┌────────

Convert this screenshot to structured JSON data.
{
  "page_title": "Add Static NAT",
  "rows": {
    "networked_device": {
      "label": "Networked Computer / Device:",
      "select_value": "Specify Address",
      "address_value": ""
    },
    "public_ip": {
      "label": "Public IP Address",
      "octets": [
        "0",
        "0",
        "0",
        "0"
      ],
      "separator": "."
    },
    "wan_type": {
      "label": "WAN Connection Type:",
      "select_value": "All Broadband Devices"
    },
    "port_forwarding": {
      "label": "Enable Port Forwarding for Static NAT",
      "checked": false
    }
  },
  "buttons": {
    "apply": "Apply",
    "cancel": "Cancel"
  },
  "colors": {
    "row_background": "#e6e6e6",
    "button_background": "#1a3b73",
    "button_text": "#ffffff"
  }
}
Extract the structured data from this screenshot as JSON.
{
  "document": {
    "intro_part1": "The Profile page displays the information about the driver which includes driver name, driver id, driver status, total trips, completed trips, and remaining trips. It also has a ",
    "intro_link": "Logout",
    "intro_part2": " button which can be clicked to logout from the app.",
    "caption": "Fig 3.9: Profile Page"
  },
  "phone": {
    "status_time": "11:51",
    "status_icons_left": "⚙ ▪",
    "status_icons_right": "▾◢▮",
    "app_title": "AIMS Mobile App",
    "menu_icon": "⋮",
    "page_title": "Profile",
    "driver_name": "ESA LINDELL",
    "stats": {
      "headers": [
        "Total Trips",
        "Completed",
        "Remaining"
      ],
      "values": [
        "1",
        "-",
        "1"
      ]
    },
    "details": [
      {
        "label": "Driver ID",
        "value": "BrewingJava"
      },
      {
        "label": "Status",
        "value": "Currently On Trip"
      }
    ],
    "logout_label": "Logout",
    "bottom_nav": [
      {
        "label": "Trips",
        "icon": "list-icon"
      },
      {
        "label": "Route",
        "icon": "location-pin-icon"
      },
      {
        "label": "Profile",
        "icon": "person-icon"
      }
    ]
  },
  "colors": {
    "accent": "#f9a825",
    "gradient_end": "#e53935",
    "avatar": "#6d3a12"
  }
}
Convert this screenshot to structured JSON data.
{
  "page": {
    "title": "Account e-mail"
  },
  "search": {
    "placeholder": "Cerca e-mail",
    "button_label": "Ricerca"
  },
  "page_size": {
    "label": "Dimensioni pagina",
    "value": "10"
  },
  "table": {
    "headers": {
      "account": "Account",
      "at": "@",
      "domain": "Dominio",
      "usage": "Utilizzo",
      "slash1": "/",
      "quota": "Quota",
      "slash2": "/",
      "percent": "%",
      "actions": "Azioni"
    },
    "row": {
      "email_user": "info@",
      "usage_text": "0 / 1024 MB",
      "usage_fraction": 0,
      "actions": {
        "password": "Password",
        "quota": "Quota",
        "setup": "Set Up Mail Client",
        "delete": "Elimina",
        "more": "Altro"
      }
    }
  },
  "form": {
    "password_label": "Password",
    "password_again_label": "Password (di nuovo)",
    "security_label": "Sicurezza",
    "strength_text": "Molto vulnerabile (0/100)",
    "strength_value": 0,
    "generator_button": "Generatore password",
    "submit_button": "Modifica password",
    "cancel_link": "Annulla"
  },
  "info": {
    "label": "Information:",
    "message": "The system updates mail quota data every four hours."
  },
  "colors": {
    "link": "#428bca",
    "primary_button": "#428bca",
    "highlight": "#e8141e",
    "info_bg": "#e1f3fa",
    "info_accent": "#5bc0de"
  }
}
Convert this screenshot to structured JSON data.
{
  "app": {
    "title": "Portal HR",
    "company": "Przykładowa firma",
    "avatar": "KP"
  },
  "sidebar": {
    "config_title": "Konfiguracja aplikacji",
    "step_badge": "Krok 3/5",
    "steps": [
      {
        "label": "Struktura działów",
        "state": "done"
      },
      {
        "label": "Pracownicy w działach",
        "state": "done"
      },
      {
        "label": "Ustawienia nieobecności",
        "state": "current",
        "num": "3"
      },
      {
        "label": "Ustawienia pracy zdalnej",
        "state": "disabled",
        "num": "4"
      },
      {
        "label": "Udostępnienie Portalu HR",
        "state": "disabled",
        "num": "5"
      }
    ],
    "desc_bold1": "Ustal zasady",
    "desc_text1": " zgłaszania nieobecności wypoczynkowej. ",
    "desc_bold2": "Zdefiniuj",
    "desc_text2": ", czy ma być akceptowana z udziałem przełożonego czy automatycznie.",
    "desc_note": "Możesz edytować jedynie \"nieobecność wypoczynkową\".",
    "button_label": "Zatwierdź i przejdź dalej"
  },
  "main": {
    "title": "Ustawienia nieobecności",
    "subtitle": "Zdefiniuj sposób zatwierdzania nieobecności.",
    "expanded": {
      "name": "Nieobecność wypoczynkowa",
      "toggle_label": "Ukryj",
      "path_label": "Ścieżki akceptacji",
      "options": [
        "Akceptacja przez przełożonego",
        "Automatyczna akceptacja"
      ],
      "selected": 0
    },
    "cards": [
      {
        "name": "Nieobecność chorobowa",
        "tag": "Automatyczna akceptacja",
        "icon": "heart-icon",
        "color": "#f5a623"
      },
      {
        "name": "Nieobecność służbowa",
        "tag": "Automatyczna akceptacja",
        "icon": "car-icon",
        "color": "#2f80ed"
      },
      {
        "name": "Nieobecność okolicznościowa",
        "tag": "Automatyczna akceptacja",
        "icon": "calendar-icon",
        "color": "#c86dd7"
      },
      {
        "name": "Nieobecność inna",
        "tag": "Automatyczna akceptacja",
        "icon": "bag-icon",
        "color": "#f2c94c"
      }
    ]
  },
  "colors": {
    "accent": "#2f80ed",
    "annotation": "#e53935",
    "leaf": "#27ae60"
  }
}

└────────
┌────────

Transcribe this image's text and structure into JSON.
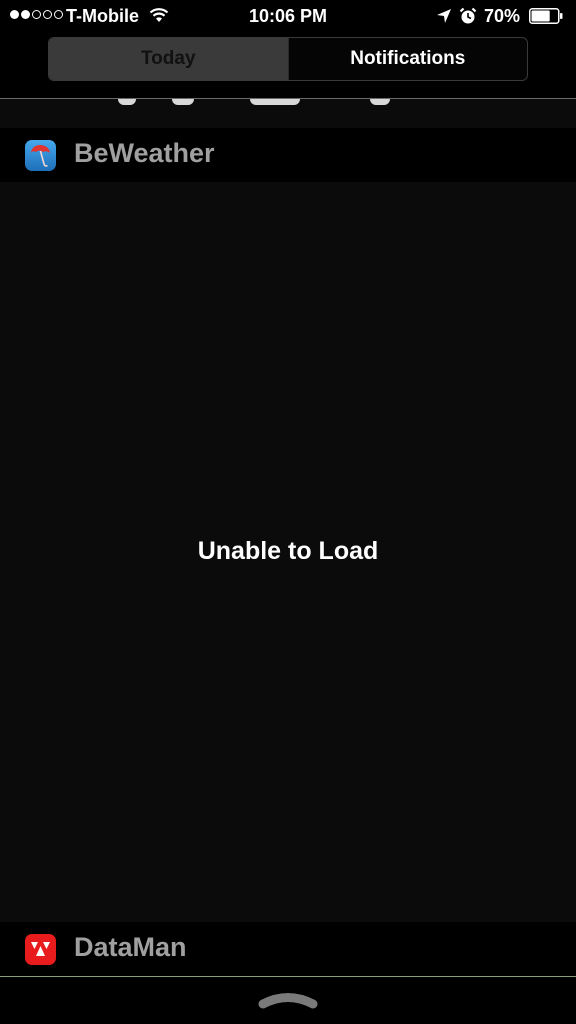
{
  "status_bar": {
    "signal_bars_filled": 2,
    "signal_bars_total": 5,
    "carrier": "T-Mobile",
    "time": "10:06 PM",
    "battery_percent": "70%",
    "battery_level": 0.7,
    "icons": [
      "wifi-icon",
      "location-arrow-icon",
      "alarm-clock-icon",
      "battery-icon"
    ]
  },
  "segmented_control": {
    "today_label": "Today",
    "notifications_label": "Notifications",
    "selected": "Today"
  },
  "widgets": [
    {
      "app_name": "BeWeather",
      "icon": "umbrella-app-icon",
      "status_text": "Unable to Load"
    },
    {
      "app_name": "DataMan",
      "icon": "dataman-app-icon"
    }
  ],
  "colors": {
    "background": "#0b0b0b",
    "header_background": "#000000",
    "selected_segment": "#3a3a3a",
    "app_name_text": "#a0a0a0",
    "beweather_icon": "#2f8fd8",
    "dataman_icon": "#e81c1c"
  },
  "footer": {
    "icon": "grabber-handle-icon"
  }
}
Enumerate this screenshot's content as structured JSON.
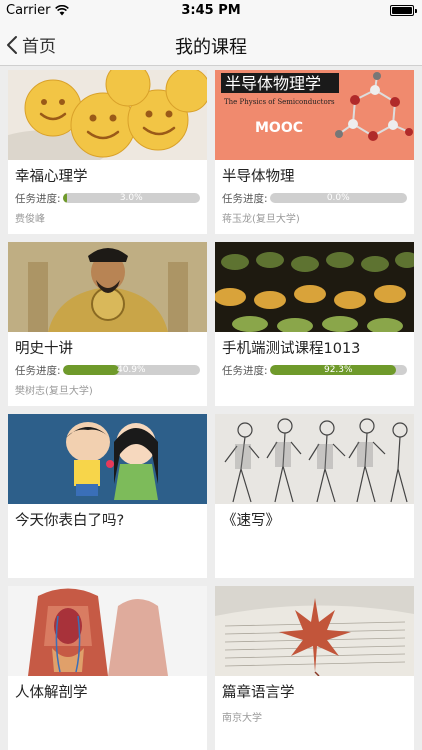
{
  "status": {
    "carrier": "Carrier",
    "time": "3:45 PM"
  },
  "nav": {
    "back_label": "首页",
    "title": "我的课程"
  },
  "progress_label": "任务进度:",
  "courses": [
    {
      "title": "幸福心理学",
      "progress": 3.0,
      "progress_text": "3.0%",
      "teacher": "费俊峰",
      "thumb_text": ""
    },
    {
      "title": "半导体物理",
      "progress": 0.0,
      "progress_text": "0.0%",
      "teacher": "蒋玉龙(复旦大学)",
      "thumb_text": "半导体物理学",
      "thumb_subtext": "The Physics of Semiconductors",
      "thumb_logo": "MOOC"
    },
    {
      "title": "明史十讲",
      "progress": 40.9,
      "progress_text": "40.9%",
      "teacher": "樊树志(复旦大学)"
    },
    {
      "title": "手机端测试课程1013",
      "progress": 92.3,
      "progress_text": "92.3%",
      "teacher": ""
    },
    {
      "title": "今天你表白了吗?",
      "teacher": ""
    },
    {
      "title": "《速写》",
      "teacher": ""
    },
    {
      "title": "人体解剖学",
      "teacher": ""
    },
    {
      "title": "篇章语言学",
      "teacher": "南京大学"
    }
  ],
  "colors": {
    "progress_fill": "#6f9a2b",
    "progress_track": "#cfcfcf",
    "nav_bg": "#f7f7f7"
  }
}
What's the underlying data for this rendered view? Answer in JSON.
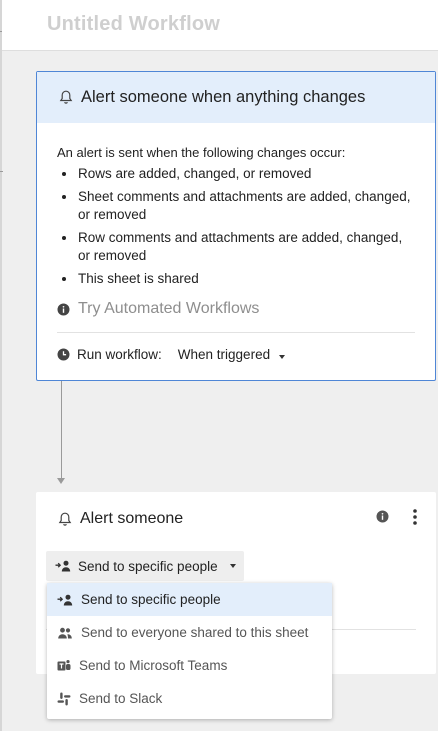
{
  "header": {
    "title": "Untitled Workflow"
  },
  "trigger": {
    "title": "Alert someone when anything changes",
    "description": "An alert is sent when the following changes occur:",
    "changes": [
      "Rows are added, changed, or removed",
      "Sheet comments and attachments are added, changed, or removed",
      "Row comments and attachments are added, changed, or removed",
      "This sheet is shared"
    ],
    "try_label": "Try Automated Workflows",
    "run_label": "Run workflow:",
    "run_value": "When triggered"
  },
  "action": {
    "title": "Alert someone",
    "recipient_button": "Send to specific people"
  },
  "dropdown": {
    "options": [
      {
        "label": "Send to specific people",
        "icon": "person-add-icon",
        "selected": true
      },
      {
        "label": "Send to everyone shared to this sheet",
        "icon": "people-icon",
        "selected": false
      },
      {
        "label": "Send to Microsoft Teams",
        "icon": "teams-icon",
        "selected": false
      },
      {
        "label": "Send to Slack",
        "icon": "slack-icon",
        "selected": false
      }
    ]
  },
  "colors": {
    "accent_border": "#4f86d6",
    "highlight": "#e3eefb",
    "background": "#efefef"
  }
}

└────────

Reproduce each line from the records that contains the word "shared".

      "This sheet is shared"
        "label": "Send to everyone shared to this sheet",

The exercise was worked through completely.